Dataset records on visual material

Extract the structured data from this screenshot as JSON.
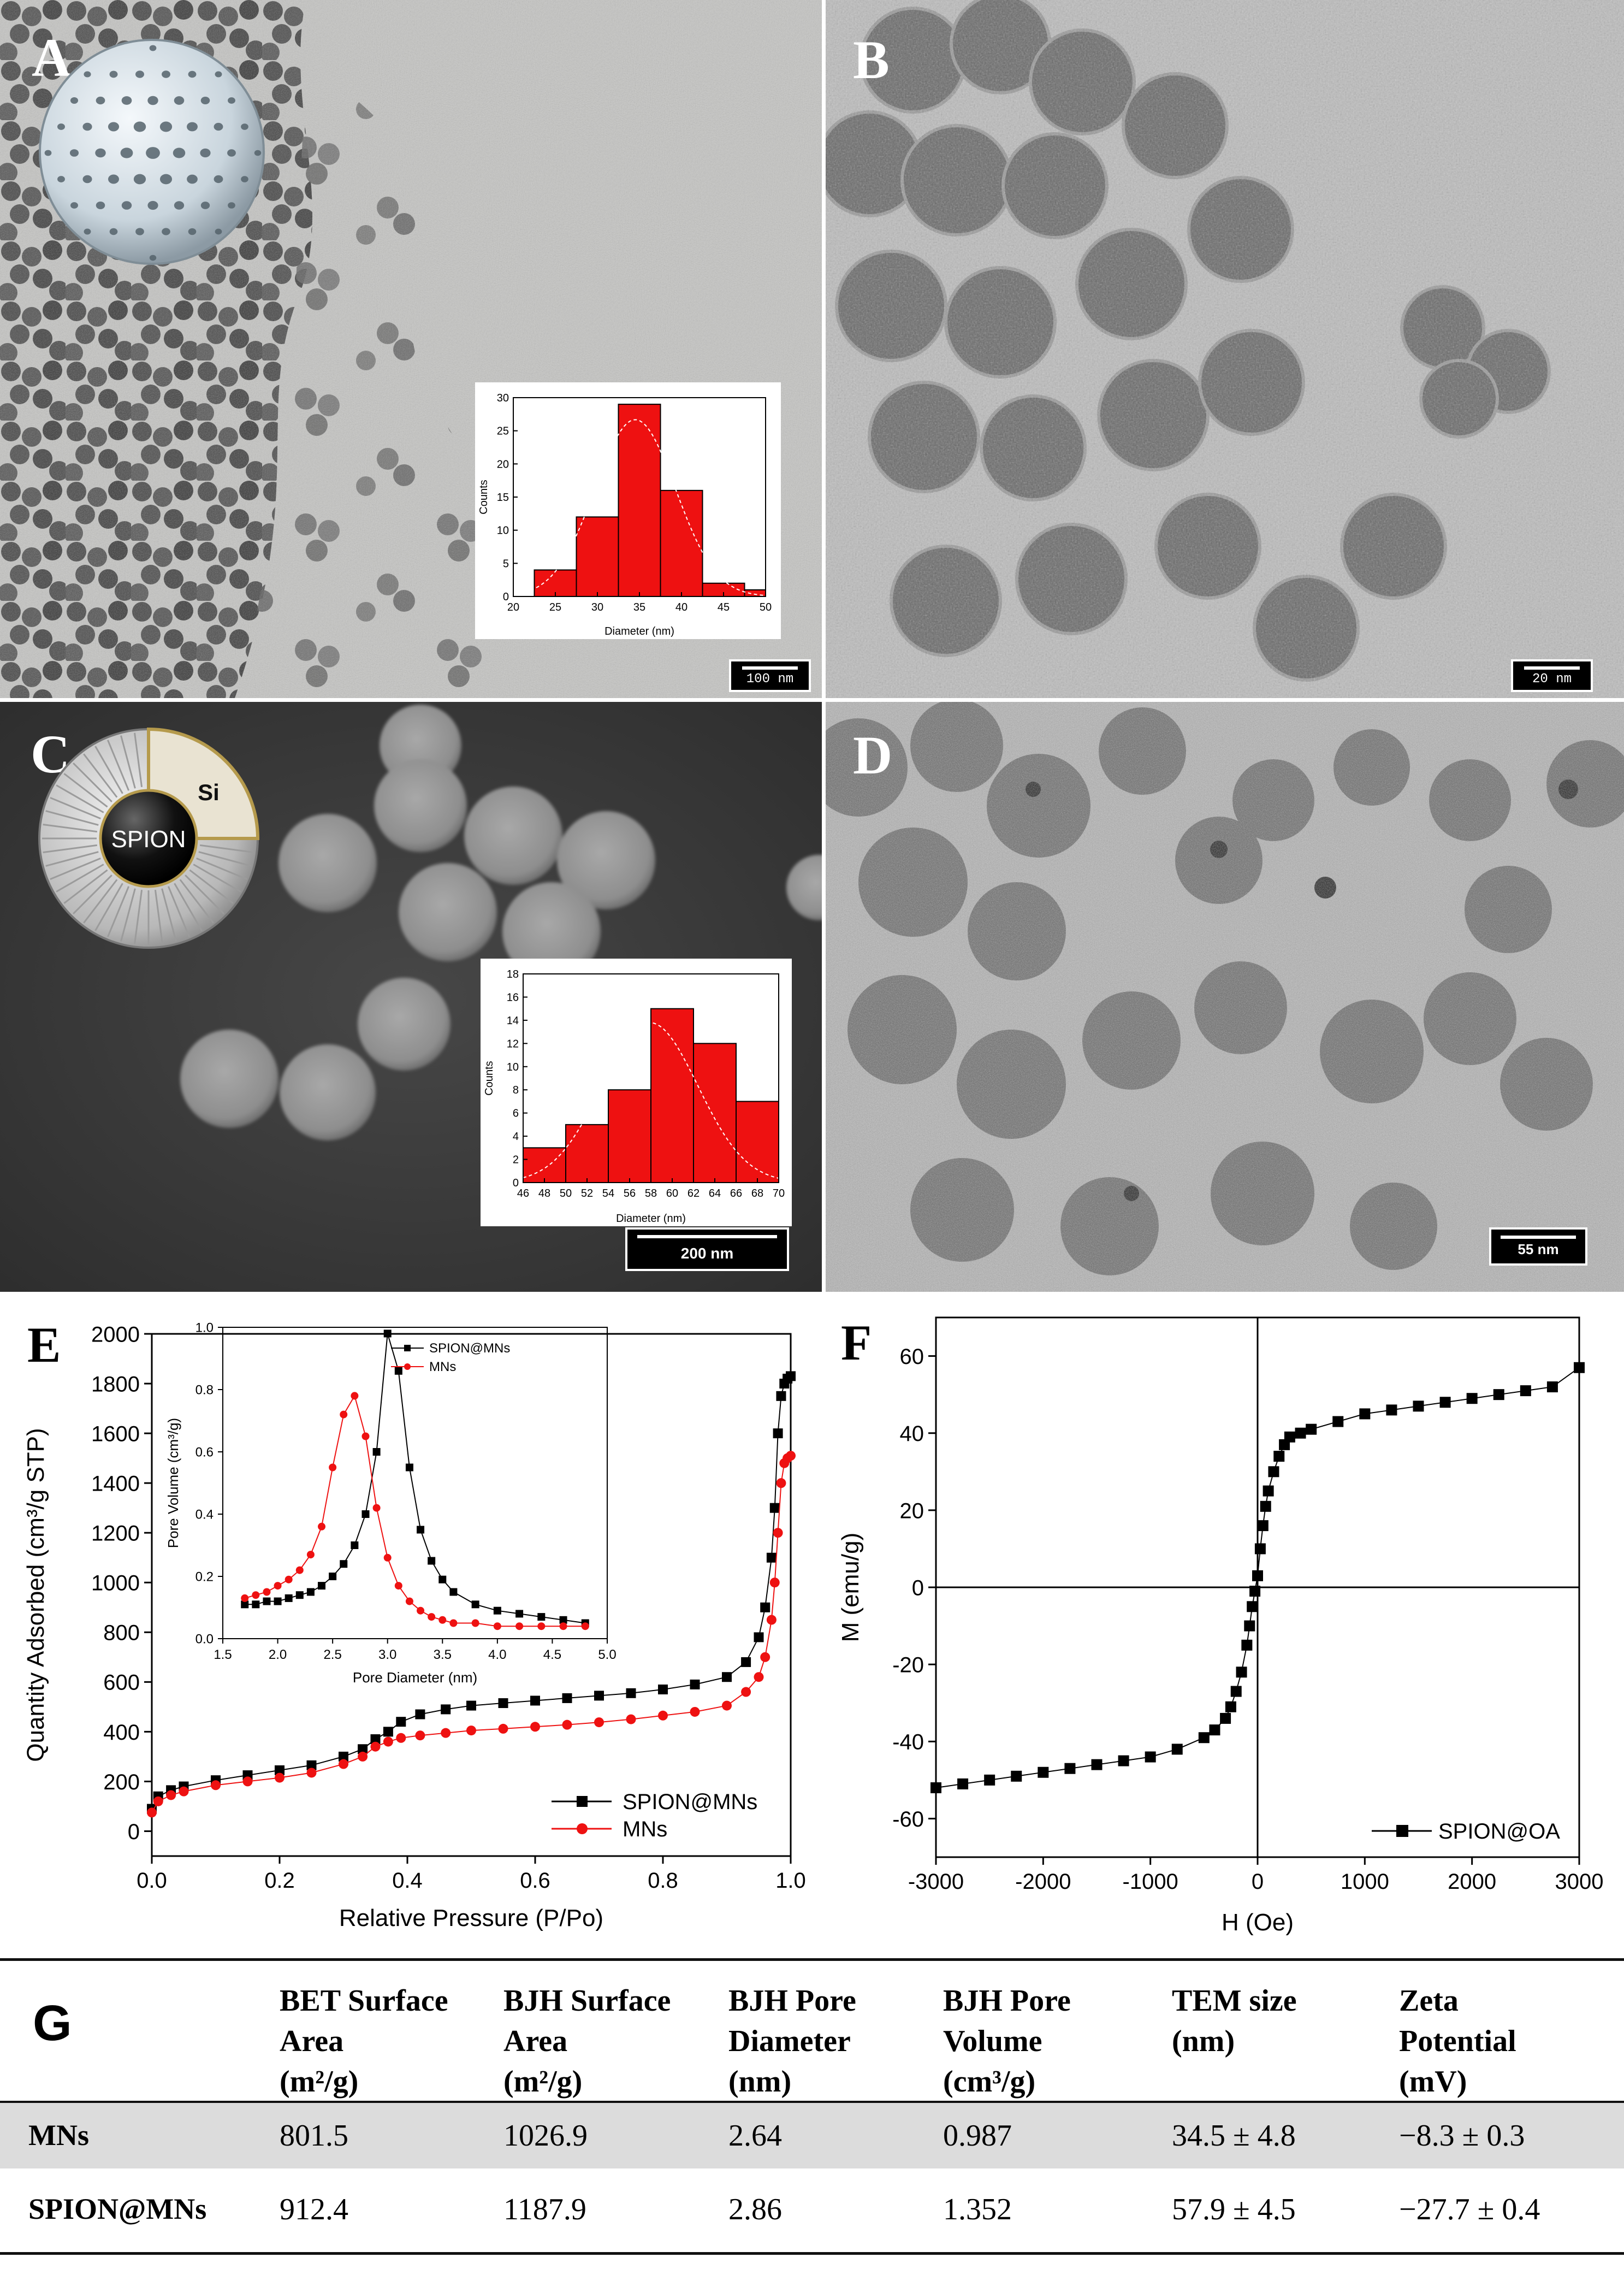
{
  "panels": {
    "a": {
      "label": "A",
      "scale_bar": "100 nm",
      "histogram": {
        "type": "bar",
        "xlabel": "Diameter (nm)",
        "ylabel": "Counts",
        "xlim": [
          20,
          50
        ],
        "ylim": [
          0,
          30
        ],
        "x_ticks": [
          "20",
          "25",
          "30",
          "35",
          "40",
          "45",
          "50"
        ],
        "y_ticks": [
          "0",
          "5",
          "10",
          "15",
          "20",
          "25",
          "30"
        ],
        "bins": [
          [
            22.5,
            27.5,
            4
          ],
          [
            27.5,
            32.5,
            12
          ],
          [
            32.5,
            37.5,
            29
          ],
          [
            37.5,
            42.5,
            16
          ],
          [
            42.5,
            47.5,
            2
          ],
          [
            47.5,
            50,
            1
          ]
        ],
        "fit_mean": 34.5,
        "fit_sd": 4.8,
        "bar_color": "#ee1111"
      }
    },
    "b": {
      "label": "B",
      "scale_bar": "20 nm"
    },
    "c": {
      "label": "C",
      "scale_bar": "200 nm",
      "schematic": {
        "core_label": "SPION",
        "shell_label": "Si"
      },
      "histogram": {
        "type": "bar",
        "xlabel": "Diameter (nm)",
        "ylabel": "Counts",
        "xlim": [
          46,
          70
        ],
        "ylim": [
          0,
          18
        ],
        "x_ticks": [
          "46",
          "48",
          "50",
          "52",
          "54",
          "56",
          "58",
          "60",
          "62",
          "64",
          "66",
          "68",
          "70"
        ],
        "y_ticks": [
          "0",
          "2",
          "4",
          "6",
          "8",
          "10",
          "12",
          "14",
          "16",
          "18"
        ],
        "bins": [
          [
            46,
            50,
            3
          ],
          [
            50,
            54,
            5
          ],
          [
            54,
            58,
            8
          ],
          [
            58,
            62,
            15
          ],
          [
            62,
            66,
            12
          ],
          [
            66,
            70,
            7
          ]
        ],
        "fit_mean": 57.9,
        "fit_sd": 4.5,
        "bar_color": "#ee1111"
      }
    },
    "d": {
      "label": "D",
      "scale_bar": "55 nm"
    }
  },
  "chart_data": [
    {
      "id": "E-main",
      "label": "E",
      "type": "scatter",
      "xlabel": "Relative Pressure (P/Po)",
      "ylabel": "Quantity Adsorbed (cm³/g STP)",
      "xlim": [
        0.0,
        1.0
      ],
      "ylim": [
        -100,
        2000
      ],
      "x_ticks": [
        "0.0",
        "0.2",
        "0.4",
        "0.6",
        "0.8",
        "1.0"
      ],
      "y_ticks": [
        "0",
        "200",
        "400",
        "600",
        "800",
        "1000",
        "1200",
        "1400",
        "1600",
        "1800",
        "2000"
      ],
      "legend": [
        "SPION@MNs",
        "MNs"
      ],
      "series": [
        {
          "name": "SPION@MNs",
          "color": "#000000",
          "marker": "square",
          "x": [
            0.0,
            0.01,
            0.03,
            0.05,
            0.1,
            0.15,
            0.2,
            0.25,
            0.3,
            0.33,
            0.35,
            0.37,
            0.39,
            0.42,
            0.46,
            0.5,
            0.55,
            0.6,
            0.65,
            0.7,
            0.75,
            0.8,
            0.85,
            0.9,
            0.93,
            0.95,
            0.96,
            0.97,
            0.975,
            0.98,
            0.985,
            0.99,
            0.995,
            1.0
          ],
          "y": [
            90,
            140,
            165,
            180,
            205,
            225,
            245,
            265,
            300,
            330,
            370,
            400,
            440,
            470,
            490,
            505,
            515,
            525,
            535,
            545,
            555,
            570,
            590,
            620,
            680,
            780,
            900,
            1100,
            1300,
            1600,
            1750,
            1800,
            1820,
            1830
          ]
        },
        {
          "name": "MNs",
          "color": "#ee1111",
          "marker": "circle",
          "x": [
            0.0,
            0.01,
            0.03,
            0.05,
            0.1,
            0.15,
            0.2,
            0.25,
            0.3,
            0.33,
            0.35,
            0.37,
            0.39,
            0.42,
            0.46,
            0.5,
            0.55,
            0.6,
            0.65,
            0.7,
            0.75,
            0.8,
            0.85,
            0.9,
            0.93,
            0.95,
            0.96,
            0.97,
            0.975,
            0.98,
            0.985,
            0.99,
            0.995,
            1.0
          ],
          "y": [
            75,
            120,
            145,
            160,
            185,
            200,
            215,
            235,
            270,
            300,
            340,
            360,
            375,
            385,
            395,
            405,
            412,
            420,
            428,
            438,
            450,
            465,
            480,
            505,
            560,
            620,
            700,
            850,
            1000,
            1200,
            1400,
            1480,
            1500,
            1510
          ]
        }
      ]
    },
    {
      "id": "E-inset",
      "type": "line",
      "xlabel": "Pore Diameter (nm)",
      "ylabel": "Pore Volume (cm³/g)",
      "xlim": [
        1.5,
        5.0
      ],
      "ylim": [
        0.0,
        1.0
      ],
      "x_ticks": [
        "1.5",
        "2.0",
        "2.5",
        "3.0",
        "3.5",
        "4.0",
        "4.5",
        "5.0"
      ],
      "y_ticks": [
        "0.0",
        "0.2",
        "0.4",
        "0.6",
        "0.8",
        "1.0"
      ],
      "legend": [
        "SPION@MNs",
        "MNs"
      ],
      "series": [
        {
          "name": "SPION@MNs",
          "color": "#000000",
          "marker": "square",
          "x": [
            1.7,
            1.8,
            1.9,
            2.0,
            2.1,
            2.2,
            2.3,
            2.4,
            2.5,
            2.6,
            2.7,
            2.8,
            2.9,
            3.0,
            3.1,
            3.2,
            3.3,
            3.4,
            3.5,
            3.6,
            3.8,
            4.0,
            4.2,
            4.4,
            4.6,
            4.8
          ],
          "y": [
            0.11,
            0.11,
            0.12,
            0.12,
            0.13,
            0.14,
            0.15,
            0.17,
            0.2,
            0.24,
            0.3,
            0.4,
            0.6,
            0.98,
            0.86,
            0.55,
            0.35,
            0.25,
            0.19,
            0.15,
            0.11,
            0.09,
            0.08,
            0.07,
            0.06,
            0.05
          ]
        },
        {
          "name": "MNs",
          "color": "#ee1111",
          "marker": "circle",
          "x": [
            1.7,
            1.8,
            1.9,
            2.0,
            2.1,
            2.2,
            2.3,
            2.4,
            2.5,
            2.6,
            2.7,
            2.8,
            2.9,
            3.0,
            3.1,
            3.2,
            3.3,
            3.4,
            3.5,
            3.6,
            3.8,
            4.0,
            4.2,
            4.4,
            4.6,
            4.8
          ],
          "y": [
            0.13,
            0.14,
            0.15,
            0.17,
            0.19,
            0.22,
            0.27,
            0.36,
            0.55,
            0.72,
            0.78,
            0.65,
            0.42,
            0.26,
            0.17,
            0.12,
            0.09,
            0.07,
            0.06,
            0.05,
            0.05,
            0.04,
            0.04,
            0.04,
            0.04,
            0.04
          ]
        }
      ]
    },
    {
      "id": "F",
      "label": "F",
      "type": "scatter",
      "xlabel": "H (Oe)",
      "ylabel": "M (emu/g)",
      "xlim": [
        -3000,
        3000
      ],
      "ylim": [
        -70,
        70
      ],
      "x_ticks": [
        "-3000",
        "-2000",
        "-1000",
        "0",
        "1000",
        "2000",
        "3000"
      ],
      "y_ticks": [
        "-60",
        "-40",
        "-20",
        "0",
        "20",
        "40",
        "60"
      ],
      "legend": [
        "SPION@OA"
      ],
      "series": [
        {
          "name": "SPION@OA",
          "color": "#000000",
          "marker": "square",
          "x": [
            -3000,
            -2750,
            -2500,
            -2250,
            -2000,
            -1750,
            -1500,
            -1250,
            -1000,
            -750,
            -500,
            -400,
            -300,
            -250,
            -200,
            -150,
            -100,
            -75,
            -50,
            -25,
            0,
            25,
            50,
            75,
            100,
            150,
            200,
            250,
            300,
            400,
            500,
            750,
            1000,
            1250,
            1500,
            1750,
            2000,
            2250,
            2500,
            2750,
            3000
          ],
          "y": [
            -52,
            -51,
            -50,
            -49,
            -48,
            -47,
            -46,
            -45,
            -44,
            -42,
            -39,
            -37,
            -34,
            -31,
            -27,
            -22,
            -15,
            -10,
            -5,
            -1,
            3,
            10,
            16,
            21,
            25,
            30,
            34,
            37,
            39,
            40,
            41,
            43,
            45,
            46,
            47,
            48,
            49,
            50,
            51,
            52,
            57
          ]
        }
      ]
    }
  ],
  "table": {
    "label": "G",
    "headers": [
      [
        "BET Surface",
        "Area",
        "(m²/g)"
      ],
      [
        "BJH Surface",
        "Area",
        "(m²/g)"
      ],
      [
        "BJH Pore",
        "Diameter",
        "(nm)"
      ],
      [
        "BJH Pore",
        "Volume",
        "(cm³/g)"
      ],
      [
        "TEM size",
        "(nm)"
      ],
      [
        "Zeta",
        "Potential",
        "(mV)"
      ]
    ],
    "rows": [
      {
        "name": "MNs",
        "cells": [
          "801.5",
          "1026.9",
          "2.64",
          "0.987",
          "34.5 ± 4.8",
          "−8.3 ± 0.3"
        ]
      },
      {
        "name": "SPION@MNs",
        "cells": [
          "912.4",
          "1187.9",
          "2.86",
          "1.352",
          "57.9 ± 4.5",
          "−27.7 ± 0.4"
        ]
      }
    ]
  }
}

Task directions: Count how many lines in the data above hold the string "name", and give the number with no other words.

Task response: 7